Recorded data →

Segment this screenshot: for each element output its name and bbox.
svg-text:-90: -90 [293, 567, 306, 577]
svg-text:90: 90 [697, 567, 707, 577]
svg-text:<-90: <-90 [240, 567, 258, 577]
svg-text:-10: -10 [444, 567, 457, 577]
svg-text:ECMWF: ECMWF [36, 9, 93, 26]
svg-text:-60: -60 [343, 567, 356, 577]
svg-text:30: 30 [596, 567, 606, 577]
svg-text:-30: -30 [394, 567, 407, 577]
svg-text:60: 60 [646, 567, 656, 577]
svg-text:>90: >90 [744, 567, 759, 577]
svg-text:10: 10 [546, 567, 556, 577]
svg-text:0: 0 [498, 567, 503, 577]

Directions for this task →
Rewrite the listing above with "bbox" swapped for "bounding box", leaving every other character unchanged.

Written answer →
Segment this screenshot: for each element output its name and bounding box.
svg-text:-90: -90 [293, 567, 306, 577]
svg-text:90: 90 [697, 567, 707, 577]
svg-text:<-90: <-90 [240, 567, 258, 577]
svg-text:-10: -10 [444, 567, 457, 577]
svg-text:ECMWF: ECMWF [36, 9, 93, 26]
svg-text:-60: -60 [343, 567, 356, 577]
svg-text:30: 30 [596, 567, 606, 577]
svg-text:-30: -30 [394, 567, 407, 577]
svg-text:60: 60 [646, 567, 656, 577]
svg-text:>90: >90 [744, 567, 759, 577]
svg-text:10: 10 [546, 567, 556, 577]
svg-text:0: 0 [498, 567, 503, 577]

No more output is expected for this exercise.